■ AIM: Reproduce the records below exactly as given.

■ EXERCISE INPUT:
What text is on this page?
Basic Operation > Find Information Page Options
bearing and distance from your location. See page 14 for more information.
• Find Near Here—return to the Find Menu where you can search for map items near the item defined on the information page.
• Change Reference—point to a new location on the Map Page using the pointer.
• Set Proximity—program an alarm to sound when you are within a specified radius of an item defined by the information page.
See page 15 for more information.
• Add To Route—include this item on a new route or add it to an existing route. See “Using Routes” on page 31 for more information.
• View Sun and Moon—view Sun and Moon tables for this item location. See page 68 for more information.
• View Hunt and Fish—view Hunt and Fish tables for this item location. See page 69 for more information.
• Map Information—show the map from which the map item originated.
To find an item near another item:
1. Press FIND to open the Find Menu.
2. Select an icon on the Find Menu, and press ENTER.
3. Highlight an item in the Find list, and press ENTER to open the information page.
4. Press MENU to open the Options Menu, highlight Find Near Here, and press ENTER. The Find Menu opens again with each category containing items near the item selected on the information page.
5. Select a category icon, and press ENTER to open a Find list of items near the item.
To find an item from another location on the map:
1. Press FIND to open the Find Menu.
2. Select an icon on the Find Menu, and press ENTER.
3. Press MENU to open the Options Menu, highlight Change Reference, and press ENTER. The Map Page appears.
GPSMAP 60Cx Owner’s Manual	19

■ TASK SOLUTION:
What text is on this page?
Basic Operation > Find Information Page Options
bearing and distance from your location. See page 14 for more information.
• Find Near Here—return to the Find Menu where you can search for map items near the item defined on the information page.
• Change Reference—point to a new location on the Map Page using the pointer.
• Set Proximity—program an alarm to sound when you are within a specified radius of an item defined by the information page.
See page 15 for more information.
• Add To Route—include this item on a new route or add it to an existing route. See “Using Routes” on page 31 for more information.
• View Sun and Moon—view Sun and Moon tables for this item location. See page 68 for more information.
• View Hunt and Fish—view Hunt and Fish tables for this item location. See page 69 for more information.
• Map Information—show the map from which the map item originated.
To find an item near another item:
1. Press FIND to open the Find Menu.
2. Select an icon on the Find Menu, and press ENTER.
3. Highlight an item in the Find list, and press ENTER to open the information page.
4. Press MENU to open the Options Menu, highlight Find Near Here, and press ENTER. The Find Menu opens again with each category containing items near the item selected on the information page.
5. Select a category icon, and press ENTER to open a Find list of items near the item.
To find an item from another location on the map:
1. Press FIND to open the Find Menu.
2. Select an icon on the Find Menu, and press ENTER.
3. Press MENU to open the Options Menu, highlight Change Reference, and press ENTER. The Map Page appears.
GPSMAP 60Cx Owner’s Manual	19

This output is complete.